GOAL: Output the material beneath exactly, leaving nothing out.

(Recorded data)
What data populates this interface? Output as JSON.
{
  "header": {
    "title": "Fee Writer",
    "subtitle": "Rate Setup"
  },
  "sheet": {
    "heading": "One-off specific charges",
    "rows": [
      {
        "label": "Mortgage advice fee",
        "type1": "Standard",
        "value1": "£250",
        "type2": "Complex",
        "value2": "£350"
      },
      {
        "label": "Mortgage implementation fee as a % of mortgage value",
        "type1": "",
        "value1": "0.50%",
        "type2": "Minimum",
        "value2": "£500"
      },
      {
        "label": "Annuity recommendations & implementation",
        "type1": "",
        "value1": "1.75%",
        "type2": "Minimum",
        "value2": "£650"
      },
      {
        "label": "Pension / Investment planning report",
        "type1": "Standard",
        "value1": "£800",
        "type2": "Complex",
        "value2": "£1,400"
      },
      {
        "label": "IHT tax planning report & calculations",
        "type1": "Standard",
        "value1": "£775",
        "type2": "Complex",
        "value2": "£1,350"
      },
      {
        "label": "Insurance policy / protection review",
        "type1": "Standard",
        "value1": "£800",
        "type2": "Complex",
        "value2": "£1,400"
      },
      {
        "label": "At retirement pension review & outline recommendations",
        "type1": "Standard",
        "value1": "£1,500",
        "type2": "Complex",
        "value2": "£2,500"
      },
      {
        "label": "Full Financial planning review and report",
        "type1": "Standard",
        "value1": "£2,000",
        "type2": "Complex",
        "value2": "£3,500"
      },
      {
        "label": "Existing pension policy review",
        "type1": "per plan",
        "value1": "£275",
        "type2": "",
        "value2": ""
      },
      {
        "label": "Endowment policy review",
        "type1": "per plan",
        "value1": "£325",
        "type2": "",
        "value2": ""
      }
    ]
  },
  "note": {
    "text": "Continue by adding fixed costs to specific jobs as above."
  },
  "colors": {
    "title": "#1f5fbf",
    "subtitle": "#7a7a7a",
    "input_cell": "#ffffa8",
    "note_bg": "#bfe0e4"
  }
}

ANSWER FOR THE TASK:
What data populates this interface? Output as JSON.
{
  "header": {
    "title": "Fee Writer",
    "subtitle": "Rate Setup"
  },
  "sheet": {
    "heading": "One-off specific charges",
    "rows": [
      {
        "label": "Mortgage advice fee",
        "type1": "Standard",
        "value1": "£250",
        "type2": "Complex",
        "value2": "£350"
      },
      {
        "label": "Mortgage implementation fee as a % of mortgage value",
        "type1": "",
        "value1": "0.50%",
        "type2": "Minimum",
        "value2": "£500"
      },
      {
        "label": "Annuity recommendations & implementation",
        "type1": "",
        "value1": "1.75%",
        "type2": "Minimum",
        "value2": "£650"
      },
      {
        "label": "Pension / Investment planning report",
        "type1": "Standard",
        "value1": "£800",
        "type2": "Complex",
        "value2": "£1,400"
      },
      {
        "label": "IHT tax planning report & calculations",
        "type1": "Standard",
        "value1": "£775",
        "type2": "Complex",
        "value2": "£1,350"
      },
      {
        "label": "Insurance policy / protection review",
        "type1": "Standard",
        "value1": "£800",
        "type2": "Complex",
        "value2": "£1,400"
      },
      {
        "label": "At retirement pension review & outline recommendations",
        "type1": "Standard",
        "value1": "£1,500",
        "type2": "Complex",
        "value2": "£2,500"
      },
      {
        "label": "Full Financial planning review and report",
        "type1": "Standard",
        "value1": "£2,000",
        "type2": "Complex",
        "value2": "£3,500"
      },
      {
        "label": "Existing pension policy review",
        "type1": "per plan",
        "value1": "£275",
        "type2": "",
        "value2": ""
      },
      {
        "label": "Endowment policy review",
        "type1": "per plan",
        "value1": "£325",
        "type2": "",
        "value2": ""
      }
    ]
  },
  "note": {
    "text": "Continue by adding fixed costs to specific jobs as above."
  },
  "colors": {
    "title": "#1f5fbf",
    "subtitle": "#7a7a7a",
    "input_cell": "#ffffa8",
    "note_bg": "#bfe0e4"
  }
}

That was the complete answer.